--- Start Records shown ---

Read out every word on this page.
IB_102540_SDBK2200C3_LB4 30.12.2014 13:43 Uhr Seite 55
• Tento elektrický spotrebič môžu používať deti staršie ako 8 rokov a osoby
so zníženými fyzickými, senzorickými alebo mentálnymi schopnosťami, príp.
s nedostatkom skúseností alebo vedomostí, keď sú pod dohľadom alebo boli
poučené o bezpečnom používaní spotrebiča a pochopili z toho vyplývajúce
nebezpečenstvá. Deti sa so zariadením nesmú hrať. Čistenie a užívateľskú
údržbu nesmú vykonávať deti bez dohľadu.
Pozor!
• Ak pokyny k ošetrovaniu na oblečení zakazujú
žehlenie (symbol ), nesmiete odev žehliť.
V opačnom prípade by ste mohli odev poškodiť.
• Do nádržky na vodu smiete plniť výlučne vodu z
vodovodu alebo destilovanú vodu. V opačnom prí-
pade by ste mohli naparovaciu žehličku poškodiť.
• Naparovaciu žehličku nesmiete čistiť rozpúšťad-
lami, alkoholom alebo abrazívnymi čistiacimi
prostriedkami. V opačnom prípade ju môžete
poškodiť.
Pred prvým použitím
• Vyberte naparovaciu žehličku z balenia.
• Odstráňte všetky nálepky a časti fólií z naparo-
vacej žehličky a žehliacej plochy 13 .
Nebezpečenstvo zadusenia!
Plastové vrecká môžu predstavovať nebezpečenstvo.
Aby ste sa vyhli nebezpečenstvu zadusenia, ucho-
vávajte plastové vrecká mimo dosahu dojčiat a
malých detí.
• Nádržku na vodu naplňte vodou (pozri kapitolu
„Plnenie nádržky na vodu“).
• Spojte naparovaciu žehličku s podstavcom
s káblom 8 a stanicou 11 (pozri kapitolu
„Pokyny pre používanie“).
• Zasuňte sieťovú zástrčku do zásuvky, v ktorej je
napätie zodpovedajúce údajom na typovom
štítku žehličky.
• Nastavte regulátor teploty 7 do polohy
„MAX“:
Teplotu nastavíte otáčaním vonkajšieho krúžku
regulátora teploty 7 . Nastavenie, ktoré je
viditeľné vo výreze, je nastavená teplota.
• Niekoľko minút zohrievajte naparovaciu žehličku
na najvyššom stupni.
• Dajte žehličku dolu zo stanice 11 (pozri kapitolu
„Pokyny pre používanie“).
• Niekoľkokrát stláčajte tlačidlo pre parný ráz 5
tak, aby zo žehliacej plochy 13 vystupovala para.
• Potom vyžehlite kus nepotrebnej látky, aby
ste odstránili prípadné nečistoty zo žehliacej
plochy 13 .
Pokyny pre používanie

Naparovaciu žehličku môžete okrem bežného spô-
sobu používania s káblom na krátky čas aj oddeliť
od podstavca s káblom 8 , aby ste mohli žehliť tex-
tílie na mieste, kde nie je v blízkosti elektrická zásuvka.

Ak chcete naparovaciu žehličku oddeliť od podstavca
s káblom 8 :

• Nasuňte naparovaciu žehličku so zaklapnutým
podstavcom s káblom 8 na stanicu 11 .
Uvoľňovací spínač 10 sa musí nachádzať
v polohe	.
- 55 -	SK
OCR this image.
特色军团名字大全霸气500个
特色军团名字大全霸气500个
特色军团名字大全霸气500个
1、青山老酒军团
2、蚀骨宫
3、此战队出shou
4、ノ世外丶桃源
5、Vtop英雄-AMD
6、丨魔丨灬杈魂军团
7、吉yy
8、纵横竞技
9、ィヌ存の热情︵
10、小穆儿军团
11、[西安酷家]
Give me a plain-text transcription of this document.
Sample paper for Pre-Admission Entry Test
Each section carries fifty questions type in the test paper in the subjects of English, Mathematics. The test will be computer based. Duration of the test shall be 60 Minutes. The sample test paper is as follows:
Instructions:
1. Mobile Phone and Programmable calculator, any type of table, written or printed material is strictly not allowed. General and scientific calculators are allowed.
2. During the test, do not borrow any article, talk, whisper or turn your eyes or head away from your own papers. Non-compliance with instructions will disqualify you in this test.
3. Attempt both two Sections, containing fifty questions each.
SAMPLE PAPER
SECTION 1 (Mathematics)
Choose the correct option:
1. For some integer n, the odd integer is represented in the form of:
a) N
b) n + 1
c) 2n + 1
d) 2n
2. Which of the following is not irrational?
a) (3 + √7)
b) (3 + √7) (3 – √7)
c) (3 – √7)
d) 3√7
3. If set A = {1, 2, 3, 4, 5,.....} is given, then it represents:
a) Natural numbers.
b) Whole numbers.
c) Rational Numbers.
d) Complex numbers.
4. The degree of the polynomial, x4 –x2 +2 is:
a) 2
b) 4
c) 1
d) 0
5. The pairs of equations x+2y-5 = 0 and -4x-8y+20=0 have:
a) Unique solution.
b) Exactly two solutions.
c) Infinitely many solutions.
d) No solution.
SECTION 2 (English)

--- End Records shown ---

What this task involves
Only lines that contain the word "prípade" are wanted; copy each of them.

Written solution
V opačnom prípade by ste mohli odev poškodiť.
prostriedkami. V opačnom prípade ju môžete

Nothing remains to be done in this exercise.